→ **TASK DESCRIPTION**: Return the number of lines in which the word "current" appears; add nothing else.

[Data records]
┌──
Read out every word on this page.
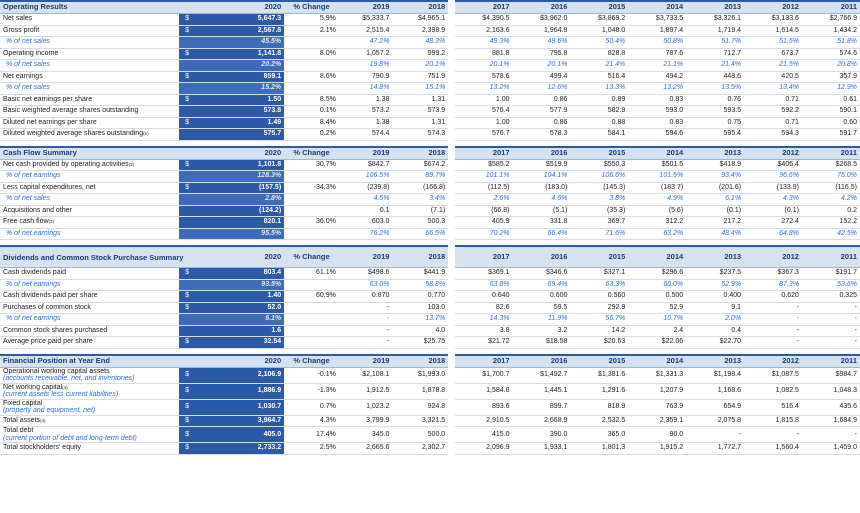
Operating Results		2020	% Change	2019	2018		2017	2016	2015	2014	2013	2012	2011
Net sales	$	5,647.3	5.9%	$5,333.7	$4,965.1		$4,390.5	$3,962.0	$3,869.2	$3,733.5	$3,326.1	$3,133.6	$2,766.9
Gross profit	$	2,567.8	2.1%	2,515.4	2,398.9		2,163.6	1,964.8	1,048.0	1,897.4	1,719.4	1,614.5	1,434.2
% of net sales		45.5%		47.2%	48.3%		49.3%	49.6%	50.4%	50.8%	51.7%	51.5%	51.8%
Operating income	$	1,141.8	8.0%	1,057.2	999.2		881.8	795.8	828.8	787.6	712.7	673.7	574.6
% of net sales		20.2%		19.8%	20.1%		20.1%	20.1%	21.4%	21.1%	21.4%	21.5%	20.8%
Net earnings	$	859.1	8.6%	790.9	751.9		578.6	499.4	516.4	494.2	448.6	420.5	357.9
% of net sales		15.2%		14.8%	15.1%		13.2%	12.6%	13.3%	13.2%	13.5%	13.4%	12.9%
Basic net earnings per share	$	1.50	8.5%	1.38	1.31		1.00	0.86	0.89	0.83	0.76	0.71	0.61
Basic weighted average shares outstanding		573.8	0.1%	573.2	573.9		576.4	577.9	582.9	593.0	593.5	592.2	590.1
Diluted net earnings per share	$	1.49	8.4%	1.38	1.31		1.00	0.86	0.88	0.83	0.75	0.71	0.60
Diluted weighted average shares outstanding$^{(1)}$		575.7	0.2%	574.4	574.3		576.7	578.3	584.1	594.6	595.4	594.3	591.7

Cash Flow Summary		2020	% Change	2019	2018		2017	2016	2015	2014	2013	2012	2011
Net cash provided by operating activities$^{(2)}$	$	1,101.8	30.7%	$842.7	$674.2		$585.2	$519.9	$550.3	$501.5	$418.9	$406.4	$268.5
% of net earnings		128.3%		106.5%	89.7%		101.1%	104.1%	106.6%	101.5%	93.4%	96.6%	75.0%
Less capital expenditures, net	$	(157.5)	-34.3%	(239.8)	(166.8)		(112.5)	(183.0)	(145.3)	(183.7)	(201.6)	(133.9)	(116.5)
% of net sales		2.8%		4.5%	3.4%		2.6%	4.6%	3.8%	4.9%	6.1%	4.3%	4.2%
Acquisitions and other		(124.2)		0.1	(7.1)		(66.8)	(5.1)	(35.3)	(5.6)	(0.1)	(0.1)	0.2
Free cash flow$^{(3)}$		820.1	36.0%	603.0	500.3		405.9	331.8	369.7	312.2	217.2	272.4	152.2
% of net earnings		95.5%		76.2%	66.5%		70.2%	66.4%	71.6%	63.2%	48.4%	64.8%	42.5%

Dividends and Common Stock Purchase Summary		2020	% Change	2019	2018		2017	2016	2015	2014	2013	2012	2011
Cash dividends paid	$	803.4	61.1%	$498.6	$441.9		$369.1	$346.6	$327.1	$296.6	$237.5	$367.3	$191.7
% of net earnings		93.5%		63.0%	58.8%		63.8%	69.4%	63.3%	60.0%	52.9%	87.3%	53.6%
Cash dividends paid per share	$	1.40	60.9%	0.870	0.770		0.640	0.600	0.560	0.500	0.400	0.620	0.325
Purchases of common stock	$	52.0		-	103.0		82.6	59.5	292.9	52.9	9.1	-	-
% of net earnings		6.1%		-	13.7%		14.3%	11.9%	56.7%	10.7%	2.0%	-	-
Common stock shares purchased		1.6		-	4.0		3.8	3.2	14.2	2.4	0.4	-	-
Average price paid per share	$	32.54		-	$25.75		$21.72	$18.58	$20.63	$22.06	$22.70	-	-

Financial Position at Year End		2020	% Change	2019	2018		2017	2016	2015	2014	2013	2012	2011
Operational working capital assets
(accounts receivable, net, and inventories)	$	2,106.9	-0.1%	$2,108.1	$1,993.0		$1,700.7	$1,492.7	$1,381.6	$1,331.3	$1,198.4	$1,087.5	$984.7
Net working capital$^{(4)}$
(current assets less current liabilities)	$	1,886.9	-1.3%	1,912.5	1,878.8		1,584.8	1,445.1	1,291.6	1,207.9	1,168.6	1,082.5	1,048.3
Fixed capital
(property and equipment, net)	$	1,030.7	0.7%	1,023.2	924.8		893.6	899.7	818.9	763.9	654.9	516.4	435.6
Total assets$^{(4)}$	$	3,964.7	4.3%	3,799.9	3,321.5		2,910.5	2,668.9	2,532.5	2,359.1	2,075.8	1,815.8	1,684.9
Total debt
(current portion of debt and long-term debt)	$	405.0	17.4%	345.0	500.0		415.0	390.0	365.0	90.0	-	-	-
Total stockholders' equity	$	2,733.2	2.5%	2,665.6	2,302.7		2,096.9	1,933.1	1,801.3	1,915.2	1,772.7	1,560.4	1,459.0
└──
→ **FINAL ANSWER**: 2